>> BEGIN Dataset entries
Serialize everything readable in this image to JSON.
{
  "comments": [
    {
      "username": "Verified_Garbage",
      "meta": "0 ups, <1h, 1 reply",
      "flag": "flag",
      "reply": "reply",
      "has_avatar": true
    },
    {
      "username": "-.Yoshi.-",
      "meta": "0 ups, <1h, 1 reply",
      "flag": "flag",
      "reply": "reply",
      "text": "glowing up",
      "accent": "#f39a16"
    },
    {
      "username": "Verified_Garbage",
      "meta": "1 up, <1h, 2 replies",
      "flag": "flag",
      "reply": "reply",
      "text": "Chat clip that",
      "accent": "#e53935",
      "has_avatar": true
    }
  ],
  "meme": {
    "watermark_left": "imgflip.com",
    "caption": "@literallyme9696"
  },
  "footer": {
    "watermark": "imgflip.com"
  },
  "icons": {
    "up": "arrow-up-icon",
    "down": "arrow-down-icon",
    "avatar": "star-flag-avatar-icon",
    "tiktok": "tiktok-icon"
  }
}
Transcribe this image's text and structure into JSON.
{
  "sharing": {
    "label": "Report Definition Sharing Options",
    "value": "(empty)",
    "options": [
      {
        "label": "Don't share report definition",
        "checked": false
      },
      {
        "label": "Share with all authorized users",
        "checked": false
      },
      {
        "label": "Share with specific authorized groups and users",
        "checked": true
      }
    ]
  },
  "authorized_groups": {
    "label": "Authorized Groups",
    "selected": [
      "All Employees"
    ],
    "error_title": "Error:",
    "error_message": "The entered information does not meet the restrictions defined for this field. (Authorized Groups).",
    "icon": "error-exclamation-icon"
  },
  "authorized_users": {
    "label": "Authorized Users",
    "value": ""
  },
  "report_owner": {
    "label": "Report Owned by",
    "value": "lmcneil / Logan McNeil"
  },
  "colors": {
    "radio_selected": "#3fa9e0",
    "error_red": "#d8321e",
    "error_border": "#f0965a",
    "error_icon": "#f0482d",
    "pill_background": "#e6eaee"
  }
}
>> END Dataset entries
--- Problem description ---
The records above should be duplicated in full, exactly as given.

--- Written answer ---
Serialize everything readable in this image to JSON.
{
  "comments": [
    {
      "username": "Verified_Garbage",
      "meta": "0 ups, <1h, 1 reply",
      "flag": "flag",
      "reply": "reply",
      "has_avatar": true
    },
    {
      "username": "-.Yoshi.-",
      "meta": "0 ups, <1h, 1 reply",
      "flag": "flag",
      "reply": "reply",
      "text": "glowing up",
      "accent": "#f39a16"
    },
    {
      "username": "Verified_Garbage",
      "meta": "1 up, <1h, 2 replies",
      "flag": "flag",
      "reply": "reply",
      "text": "Chat clip that",
      "accent": "#e53935",
      "has_avatar": true
    }
  ],
  "meme": {
    "watermark_left": "imgflip.com",
    "caption": "@literallyme9696"
  },
  "footer": {
    "watermark": "imgflip.com"
  },
  "icons": {
    "up": "arrow-up-icon",
    "down": "arrow-down-icon",
    "avatar": "star-flag-avatar-icon",
    "tiktok": "tiktok-icon"
  }
}
Transcribe this image's text and structure into JSON.
{
  "sharing": {
    "label": "Report Definition Sharing Options",
    "value": "(empty)",
    "options": [
      {
        "label": "Don't share report definition",
        "checked": false
      },
      {
        "label": "Share with all authorized users",
        "checked": false
      },
      {
        "label": "Share with specific authorized groups and users",
        "checked": true
      }
    ]
  },
  "authorized_groups": {
    "label": "Authorized Groups",
    "selected": [
      "All Employees"
    ],
    "error_title": "Error:",
    "error_message": "The entered information does not meet the restrictions defined for this field. (Authorized Groups).",
    "icon": "error-exclamation-icon"
  },
  "authorized_users": {
    "label": "Authorized Users",
    "value": ""
  },
  "report_owner": {
    "label": "Report Owned by",
    "value": "lmcneil / Logan McNeil"
  },
  "colors": {
    "radio_selected": "#3fa9e0",
    "error_red": "#d8321e",
    "error_border": "#f0965a",
    "error_icon": "#f0482d",
    "pill_background": "#e6eaee"
  }
}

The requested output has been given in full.